**Task to complete**.
From the data that follows, copy every line holding the string "signal".

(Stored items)
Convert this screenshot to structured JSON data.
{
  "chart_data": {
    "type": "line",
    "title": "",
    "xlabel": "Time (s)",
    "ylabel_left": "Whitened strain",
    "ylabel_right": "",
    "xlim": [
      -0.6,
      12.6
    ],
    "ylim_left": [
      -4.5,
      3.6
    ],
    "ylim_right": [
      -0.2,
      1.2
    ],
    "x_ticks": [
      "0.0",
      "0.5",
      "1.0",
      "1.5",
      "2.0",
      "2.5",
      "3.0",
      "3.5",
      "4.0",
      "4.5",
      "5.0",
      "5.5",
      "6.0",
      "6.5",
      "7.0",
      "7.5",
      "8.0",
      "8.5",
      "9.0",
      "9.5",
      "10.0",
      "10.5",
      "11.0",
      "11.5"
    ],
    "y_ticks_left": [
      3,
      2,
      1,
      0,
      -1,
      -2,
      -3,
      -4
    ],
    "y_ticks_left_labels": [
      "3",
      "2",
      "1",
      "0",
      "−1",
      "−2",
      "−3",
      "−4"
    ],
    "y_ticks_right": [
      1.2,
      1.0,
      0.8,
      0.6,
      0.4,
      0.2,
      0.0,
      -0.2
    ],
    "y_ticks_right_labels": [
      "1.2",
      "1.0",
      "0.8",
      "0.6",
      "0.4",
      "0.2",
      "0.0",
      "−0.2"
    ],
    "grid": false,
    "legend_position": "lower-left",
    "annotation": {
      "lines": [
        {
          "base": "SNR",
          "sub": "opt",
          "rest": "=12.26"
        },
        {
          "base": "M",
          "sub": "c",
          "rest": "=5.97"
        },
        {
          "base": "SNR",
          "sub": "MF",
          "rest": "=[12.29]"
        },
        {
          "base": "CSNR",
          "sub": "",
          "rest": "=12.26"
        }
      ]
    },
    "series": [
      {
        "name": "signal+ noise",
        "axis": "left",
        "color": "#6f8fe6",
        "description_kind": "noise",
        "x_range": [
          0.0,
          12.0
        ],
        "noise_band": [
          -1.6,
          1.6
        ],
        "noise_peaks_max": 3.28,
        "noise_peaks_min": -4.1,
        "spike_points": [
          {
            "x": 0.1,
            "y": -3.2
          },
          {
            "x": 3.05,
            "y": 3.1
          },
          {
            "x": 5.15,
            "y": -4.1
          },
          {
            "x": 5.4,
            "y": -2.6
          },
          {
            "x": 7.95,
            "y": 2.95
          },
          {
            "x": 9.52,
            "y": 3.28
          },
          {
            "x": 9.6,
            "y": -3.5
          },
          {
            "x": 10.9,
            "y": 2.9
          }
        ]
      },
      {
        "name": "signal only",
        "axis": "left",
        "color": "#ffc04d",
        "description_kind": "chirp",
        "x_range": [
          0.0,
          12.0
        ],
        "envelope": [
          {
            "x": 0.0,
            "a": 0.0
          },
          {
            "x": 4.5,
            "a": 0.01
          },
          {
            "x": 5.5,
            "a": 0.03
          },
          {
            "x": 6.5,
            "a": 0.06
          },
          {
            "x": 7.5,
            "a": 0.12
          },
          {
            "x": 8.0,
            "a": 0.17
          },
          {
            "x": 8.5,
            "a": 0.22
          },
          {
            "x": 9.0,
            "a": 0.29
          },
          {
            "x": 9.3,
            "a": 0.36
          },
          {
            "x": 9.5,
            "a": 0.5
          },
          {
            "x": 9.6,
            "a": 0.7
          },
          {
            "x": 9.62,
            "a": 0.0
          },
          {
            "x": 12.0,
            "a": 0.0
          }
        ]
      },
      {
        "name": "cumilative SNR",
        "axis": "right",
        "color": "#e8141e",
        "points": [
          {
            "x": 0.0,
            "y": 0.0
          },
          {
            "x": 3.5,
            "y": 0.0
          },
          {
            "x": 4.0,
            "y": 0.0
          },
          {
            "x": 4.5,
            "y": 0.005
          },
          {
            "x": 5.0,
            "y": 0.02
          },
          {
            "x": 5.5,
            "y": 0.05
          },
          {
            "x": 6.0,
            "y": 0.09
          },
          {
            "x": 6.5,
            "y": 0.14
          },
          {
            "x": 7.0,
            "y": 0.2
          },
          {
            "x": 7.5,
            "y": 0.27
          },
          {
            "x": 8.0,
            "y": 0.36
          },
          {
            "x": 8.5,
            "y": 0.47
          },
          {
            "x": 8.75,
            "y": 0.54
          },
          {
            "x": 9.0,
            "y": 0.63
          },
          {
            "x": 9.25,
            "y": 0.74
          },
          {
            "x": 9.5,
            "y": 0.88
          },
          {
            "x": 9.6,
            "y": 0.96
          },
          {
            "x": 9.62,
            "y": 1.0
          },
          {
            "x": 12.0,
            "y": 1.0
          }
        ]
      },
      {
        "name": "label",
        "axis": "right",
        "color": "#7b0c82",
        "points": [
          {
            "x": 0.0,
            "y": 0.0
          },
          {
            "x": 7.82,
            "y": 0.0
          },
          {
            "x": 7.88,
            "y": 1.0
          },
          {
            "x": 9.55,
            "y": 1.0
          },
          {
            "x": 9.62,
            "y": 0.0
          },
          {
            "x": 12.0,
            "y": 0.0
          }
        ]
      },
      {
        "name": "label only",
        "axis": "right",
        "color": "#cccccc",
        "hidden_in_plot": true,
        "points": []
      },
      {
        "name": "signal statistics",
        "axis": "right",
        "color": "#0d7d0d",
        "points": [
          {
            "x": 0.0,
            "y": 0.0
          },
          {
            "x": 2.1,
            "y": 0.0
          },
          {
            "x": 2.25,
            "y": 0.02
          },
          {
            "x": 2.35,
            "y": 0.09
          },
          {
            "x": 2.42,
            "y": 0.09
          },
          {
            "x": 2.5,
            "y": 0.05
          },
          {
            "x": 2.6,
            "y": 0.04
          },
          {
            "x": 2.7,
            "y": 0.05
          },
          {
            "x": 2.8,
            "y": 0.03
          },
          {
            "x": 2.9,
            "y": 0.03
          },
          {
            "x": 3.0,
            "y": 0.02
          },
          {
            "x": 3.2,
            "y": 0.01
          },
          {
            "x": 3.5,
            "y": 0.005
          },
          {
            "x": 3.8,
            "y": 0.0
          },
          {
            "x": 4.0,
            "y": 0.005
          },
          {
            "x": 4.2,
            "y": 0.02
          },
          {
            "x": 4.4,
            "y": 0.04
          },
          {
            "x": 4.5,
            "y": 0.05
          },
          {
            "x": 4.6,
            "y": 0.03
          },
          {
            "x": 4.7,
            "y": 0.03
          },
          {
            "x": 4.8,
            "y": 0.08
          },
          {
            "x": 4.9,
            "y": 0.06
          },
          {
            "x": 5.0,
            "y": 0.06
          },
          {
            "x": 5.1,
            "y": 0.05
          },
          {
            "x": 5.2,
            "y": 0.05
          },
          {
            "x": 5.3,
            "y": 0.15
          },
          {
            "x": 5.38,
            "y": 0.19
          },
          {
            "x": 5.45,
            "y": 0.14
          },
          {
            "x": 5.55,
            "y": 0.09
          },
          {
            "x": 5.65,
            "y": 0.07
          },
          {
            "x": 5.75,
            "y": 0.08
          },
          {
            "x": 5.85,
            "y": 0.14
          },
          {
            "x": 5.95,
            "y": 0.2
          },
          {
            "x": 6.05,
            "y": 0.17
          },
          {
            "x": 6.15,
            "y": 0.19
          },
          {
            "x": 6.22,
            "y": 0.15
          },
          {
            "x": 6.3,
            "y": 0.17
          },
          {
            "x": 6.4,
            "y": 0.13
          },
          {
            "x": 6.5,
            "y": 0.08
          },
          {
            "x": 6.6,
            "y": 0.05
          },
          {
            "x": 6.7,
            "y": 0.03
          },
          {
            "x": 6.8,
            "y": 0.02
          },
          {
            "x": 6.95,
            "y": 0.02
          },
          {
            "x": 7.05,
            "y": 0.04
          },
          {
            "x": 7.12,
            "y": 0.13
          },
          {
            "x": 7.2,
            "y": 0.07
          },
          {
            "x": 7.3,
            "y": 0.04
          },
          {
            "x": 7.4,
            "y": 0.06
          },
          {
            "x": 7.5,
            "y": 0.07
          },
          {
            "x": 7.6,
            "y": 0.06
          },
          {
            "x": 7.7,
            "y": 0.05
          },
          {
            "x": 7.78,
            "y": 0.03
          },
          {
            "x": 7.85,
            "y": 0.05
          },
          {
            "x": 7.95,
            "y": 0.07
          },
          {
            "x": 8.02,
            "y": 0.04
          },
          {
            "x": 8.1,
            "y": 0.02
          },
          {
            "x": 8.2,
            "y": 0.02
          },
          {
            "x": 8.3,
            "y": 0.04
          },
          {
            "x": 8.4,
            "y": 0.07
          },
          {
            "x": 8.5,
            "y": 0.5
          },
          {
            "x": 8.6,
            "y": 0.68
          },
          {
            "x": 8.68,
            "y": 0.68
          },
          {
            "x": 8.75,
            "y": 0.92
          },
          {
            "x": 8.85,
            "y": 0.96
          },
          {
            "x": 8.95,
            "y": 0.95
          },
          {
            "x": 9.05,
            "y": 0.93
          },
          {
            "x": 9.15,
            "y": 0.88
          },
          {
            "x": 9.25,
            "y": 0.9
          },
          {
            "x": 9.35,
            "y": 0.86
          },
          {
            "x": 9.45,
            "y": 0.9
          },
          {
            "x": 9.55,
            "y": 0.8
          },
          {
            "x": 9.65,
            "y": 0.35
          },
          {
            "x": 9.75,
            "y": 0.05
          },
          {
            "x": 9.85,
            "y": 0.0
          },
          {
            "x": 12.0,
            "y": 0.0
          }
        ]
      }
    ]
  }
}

**The output**.
        "name": "signal+ noise",
        "name": "signal only",
        "name": "signal statistics",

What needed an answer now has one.